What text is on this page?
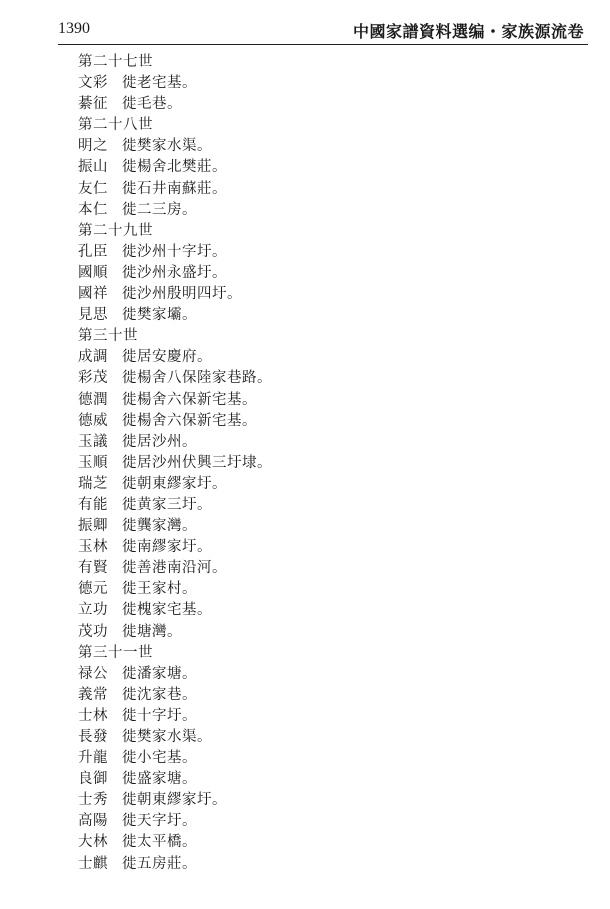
1390	中國家譜資料選编・家族源流卷
第二十七世
文彩 徙老宅基。
綦征 徙毛巷。
第二十八世
明之 徙樊家水渠。
振山 徙楊舍北樊莊。
友仁 徙石井南蘇莊。
本仁 徙二三房。
第二十九世
孔臣 徙沙州十字圩。
國順 徙沙州永盛圩。
國祥 徙沙州殷明四圩。
見思 徙樊家壩。
第三十世
成調 徙居安慶府。
彩茂 徙楊舍八保陸家巷路。
德潤 徙楊舍六保新宅基。
德威 徙楊舍六保新宅基。
玉議 徙居沙州。
玉順 徙居沙州伏興三圩埭。
瑞芝 徙朝東繆家圩。
有能 徙黄家三圩。
振卿 徙龔家灣。
玉林 徙南繆家圩。
有賢 徙善港南沿河。
德元 徙王家村。
立功 徙槐家宅基。
茂功 徙塘灣。
第三十一世
禄公 徙潘家塘。
義常 徙沈家巷。
士林 徙十字圩。
長發 徙樊家水渠。
升龍 徙小宅基。
良御 徙盛家塘。
士秀 徙朝東繆家圩。
高陽 徙天字圩。
大林 徙太平橋。
士麒 徙五房莊。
——————
WRITTEN REQUEST
Set the entries down again exactly. Do not include the images.

OUTPUT OF THE EXERCISE
What text is on this page?
1390	中國家譜資料選编・家族源流卷
第二十七世
文彩 徙老宅基。
綦征 徙毛巷。
第二十八世
明之 徙樊家水渠。
振山 徙楊舍北樊莊。
友仁 徙石井南蘇莊。
本仁 徙二三房。
第二十九世
孔臣 徙沙州十字圩。
國順 徙沙州永盛圩。
國祥 徙沙州殷明四圩。
見思 徙樊家壩。
第三十世
成調 徙居安慶府。
彩茂 徙楊舍八保陸家巷路。
德潤 徙楊舍六保新宅基。
德威 徙楊舍六保新宅基。
玉議 徙居沙州。
玉順 徙居沙州伏興三圩埭。
瑞芝 徙朝東繆家圩。
有能 徙黄家三圩。
振卿 徙龔家灣。
玉林 徙南繆家圩。
有賢 徙善港南沿河。
德元 徙王家村。
立功 徙槐家宅基。
茂功 徙塘灣。
第三十一世
禄公 徙潘家塘。
義常 徙沈家巷。
士林 徙十字圩。
長發 徙樊家水渠。
升龍 徙小宅基。
良御 徙盛家塘。
士秀 徙朝東繆家圩。
高陽 徙天字圩。
大林 徙太平橋。
士麒 徙五房莊。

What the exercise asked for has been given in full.